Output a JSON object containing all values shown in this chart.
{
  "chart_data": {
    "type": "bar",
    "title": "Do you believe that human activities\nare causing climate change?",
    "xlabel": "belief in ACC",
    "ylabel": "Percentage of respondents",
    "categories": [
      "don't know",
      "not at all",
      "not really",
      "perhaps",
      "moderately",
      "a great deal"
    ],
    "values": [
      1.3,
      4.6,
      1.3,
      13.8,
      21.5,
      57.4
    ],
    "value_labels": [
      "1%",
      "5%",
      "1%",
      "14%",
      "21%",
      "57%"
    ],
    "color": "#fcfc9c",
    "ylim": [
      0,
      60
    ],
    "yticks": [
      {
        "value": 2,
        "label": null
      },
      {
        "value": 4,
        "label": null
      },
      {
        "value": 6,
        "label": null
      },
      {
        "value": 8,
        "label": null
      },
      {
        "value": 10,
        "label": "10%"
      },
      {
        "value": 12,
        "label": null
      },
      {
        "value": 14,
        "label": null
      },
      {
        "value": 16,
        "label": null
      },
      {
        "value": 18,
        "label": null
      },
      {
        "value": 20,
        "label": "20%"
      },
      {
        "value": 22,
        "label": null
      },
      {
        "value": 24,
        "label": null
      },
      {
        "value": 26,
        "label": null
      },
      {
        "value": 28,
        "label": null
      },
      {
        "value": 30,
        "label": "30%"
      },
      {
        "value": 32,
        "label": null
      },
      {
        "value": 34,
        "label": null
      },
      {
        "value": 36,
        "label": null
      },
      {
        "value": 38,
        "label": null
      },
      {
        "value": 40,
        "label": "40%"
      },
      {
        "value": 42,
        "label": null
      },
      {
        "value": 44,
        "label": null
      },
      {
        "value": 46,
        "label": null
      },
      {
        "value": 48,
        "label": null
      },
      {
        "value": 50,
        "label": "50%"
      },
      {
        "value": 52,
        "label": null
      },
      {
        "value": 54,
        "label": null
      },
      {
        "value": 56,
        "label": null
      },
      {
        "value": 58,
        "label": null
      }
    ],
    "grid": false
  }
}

### Problem description
The records above must be output exactly, in full.

### Reply
Output a JSON object containing all values shown in this chart.
{
  "chart_data": {
    "type": "bar",
    "title": "Do you believe that human activities\nare causing climate change?",
    "xlabel": "belief in ACC",
    "ylabel": "Percentage of respondents",
    "categories": [
      "don't know",
      "not at all",
      "not really",
      "perhaps",
      "moderately",
      "a great deal"
    ],
    "values": [
      1.3,
      4.6,
      1.3,
      13.8,
      21.5,
      57.4
    ],
    "value_labels": [
      "1%",
      "5%",
      "1%",
      "14%",
      "21%",
      "57%"
    ],
    "color": "#fcfc9c",
    "ylim": [
      0,
      60
    ],
    "yticks": [
      {
        "value": 2,
        "label": null
      },
      {
        "value": 4,
        "label": null
      },
      {
        "value": 6,
        "label": null
      },
      {
        "value": 8,
        "label": null
      },
      {
        "value": 10,
        "label": "10%"
      },
      {
        "value": 12,
        "label": null
      },
      {
        "value": 14,
        "label": null
      },
      {
        "value": 16,
        "label": null
      },
      {
        "value": 18,
        "label": null
      },
      {
        "value": 20,
        "label": "20%"
      },
      {
        "value": 22,
        "label": null
      },
      {
        "value": 24,
        "label": null
      },
      {
        "value": 26,
        "label": null
      },
      {
        "value": 28,
        "label": null
      },
      {
        "value": 30,
        "label": "30%"
      },
      {
        "value": 32,
        "label": null
      },
      {
        "value": 34,
        "label": null
      },
      {
        "value": 36,
        "label": null
      },
      {
        "value": 38,
        "label": null
      },
      {
        "value": 40,
        "label": "40%"
      },
      {
        "value": 42,
        "label": null
      },
      {
        "value": 44,
        "label": null
      },
      {
        "value": 46,
        "label": null
      },
      {
        "value": 48,
        "label": null
      },
      {
        "value": 50,
        "label": "50%"
      },
      {
        "value": 52,
        "label": null
      },
      {
        "value": 54,
        "label": null
      },
      {
        "value": 56,
        "label": null
      },
      {
        "value": 58,
        "label": null
      }
    ],
    "grid": false
  }
}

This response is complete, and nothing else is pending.